EXERCISE REQUIREMENTS.
Scan the records below for the word "demonstracao" and give only the number of lines that hold it.

Collected data entries:
------------
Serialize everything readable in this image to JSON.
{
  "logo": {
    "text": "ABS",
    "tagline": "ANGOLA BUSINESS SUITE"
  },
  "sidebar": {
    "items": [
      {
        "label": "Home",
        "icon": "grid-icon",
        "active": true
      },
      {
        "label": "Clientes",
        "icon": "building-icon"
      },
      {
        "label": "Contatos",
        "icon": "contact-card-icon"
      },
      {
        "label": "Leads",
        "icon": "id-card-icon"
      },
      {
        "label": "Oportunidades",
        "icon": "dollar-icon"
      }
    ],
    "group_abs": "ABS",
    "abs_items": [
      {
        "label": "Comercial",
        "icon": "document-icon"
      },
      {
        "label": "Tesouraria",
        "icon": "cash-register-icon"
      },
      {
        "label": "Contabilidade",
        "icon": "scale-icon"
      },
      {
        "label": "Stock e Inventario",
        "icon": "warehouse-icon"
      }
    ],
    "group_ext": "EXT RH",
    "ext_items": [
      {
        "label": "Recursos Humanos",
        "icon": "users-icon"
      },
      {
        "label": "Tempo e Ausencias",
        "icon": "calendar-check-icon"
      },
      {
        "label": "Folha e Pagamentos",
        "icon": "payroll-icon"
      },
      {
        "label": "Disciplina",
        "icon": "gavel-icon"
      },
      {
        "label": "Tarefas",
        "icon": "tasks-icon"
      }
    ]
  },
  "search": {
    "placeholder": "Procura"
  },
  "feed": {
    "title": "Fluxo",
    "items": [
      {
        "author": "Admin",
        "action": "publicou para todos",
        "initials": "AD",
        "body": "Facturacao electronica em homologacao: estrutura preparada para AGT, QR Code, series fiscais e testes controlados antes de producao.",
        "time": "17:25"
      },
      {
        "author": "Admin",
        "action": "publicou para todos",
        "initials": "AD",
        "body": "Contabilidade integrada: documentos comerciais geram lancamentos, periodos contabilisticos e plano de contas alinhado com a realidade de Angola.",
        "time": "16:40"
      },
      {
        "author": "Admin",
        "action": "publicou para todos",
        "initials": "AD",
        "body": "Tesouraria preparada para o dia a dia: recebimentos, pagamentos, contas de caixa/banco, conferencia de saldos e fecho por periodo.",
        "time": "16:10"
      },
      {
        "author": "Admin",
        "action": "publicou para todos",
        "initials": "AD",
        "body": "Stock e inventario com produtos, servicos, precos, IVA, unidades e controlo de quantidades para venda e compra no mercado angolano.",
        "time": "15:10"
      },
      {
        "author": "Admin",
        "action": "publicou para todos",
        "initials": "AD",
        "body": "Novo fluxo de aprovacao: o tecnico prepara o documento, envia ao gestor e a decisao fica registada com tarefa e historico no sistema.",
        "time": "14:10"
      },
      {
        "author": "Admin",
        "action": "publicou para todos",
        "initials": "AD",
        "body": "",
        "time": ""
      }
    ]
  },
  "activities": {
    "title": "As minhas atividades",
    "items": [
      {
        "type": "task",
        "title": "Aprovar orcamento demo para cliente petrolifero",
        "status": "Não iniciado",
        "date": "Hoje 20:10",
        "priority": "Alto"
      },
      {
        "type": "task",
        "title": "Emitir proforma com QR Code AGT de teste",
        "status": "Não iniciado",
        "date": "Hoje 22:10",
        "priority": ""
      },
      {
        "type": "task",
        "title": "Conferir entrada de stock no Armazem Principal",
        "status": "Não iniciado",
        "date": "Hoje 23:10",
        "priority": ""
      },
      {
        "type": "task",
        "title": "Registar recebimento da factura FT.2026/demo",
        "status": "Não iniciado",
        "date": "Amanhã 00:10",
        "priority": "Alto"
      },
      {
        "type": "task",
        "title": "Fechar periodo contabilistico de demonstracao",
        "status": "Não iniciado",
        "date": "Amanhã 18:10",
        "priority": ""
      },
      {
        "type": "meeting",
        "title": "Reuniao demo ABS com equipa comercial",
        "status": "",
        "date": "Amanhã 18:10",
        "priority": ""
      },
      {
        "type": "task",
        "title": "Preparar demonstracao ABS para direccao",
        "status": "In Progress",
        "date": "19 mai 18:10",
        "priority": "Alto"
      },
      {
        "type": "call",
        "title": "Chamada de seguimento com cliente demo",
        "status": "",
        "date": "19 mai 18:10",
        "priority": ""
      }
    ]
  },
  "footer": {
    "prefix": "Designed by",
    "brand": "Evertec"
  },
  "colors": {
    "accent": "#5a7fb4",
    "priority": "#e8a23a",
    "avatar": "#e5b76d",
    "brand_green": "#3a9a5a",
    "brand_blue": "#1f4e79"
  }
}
------------
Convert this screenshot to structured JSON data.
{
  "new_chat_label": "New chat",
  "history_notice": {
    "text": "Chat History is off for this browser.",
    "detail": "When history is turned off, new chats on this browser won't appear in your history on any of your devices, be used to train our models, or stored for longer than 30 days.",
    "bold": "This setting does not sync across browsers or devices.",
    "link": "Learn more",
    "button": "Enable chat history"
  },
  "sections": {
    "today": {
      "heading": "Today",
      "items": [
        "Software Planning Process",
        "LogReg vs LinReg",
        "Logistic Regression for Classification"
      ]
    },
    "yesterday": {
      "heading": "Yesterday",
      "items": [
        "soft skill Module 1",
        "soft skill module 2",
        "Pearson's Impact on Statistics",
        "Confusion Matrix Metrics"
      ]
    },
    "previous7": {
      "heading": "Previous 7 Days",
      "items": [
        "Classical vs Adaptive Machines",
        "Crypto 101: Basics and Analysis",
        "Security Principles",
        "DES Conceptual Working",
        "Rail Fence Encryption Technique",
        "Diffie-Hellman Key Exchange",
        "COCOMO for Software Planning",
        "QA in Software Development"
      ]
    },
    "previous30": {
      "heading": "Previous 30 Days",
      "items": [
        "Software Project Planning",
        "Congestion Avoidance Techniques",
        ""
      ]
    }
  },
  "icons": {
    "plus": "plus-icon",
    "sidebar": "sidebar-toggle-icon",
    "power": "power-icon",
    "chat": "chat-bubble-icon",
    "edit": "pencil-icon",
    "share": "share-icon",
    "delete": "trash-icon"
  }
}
------------
RESPONSE.
2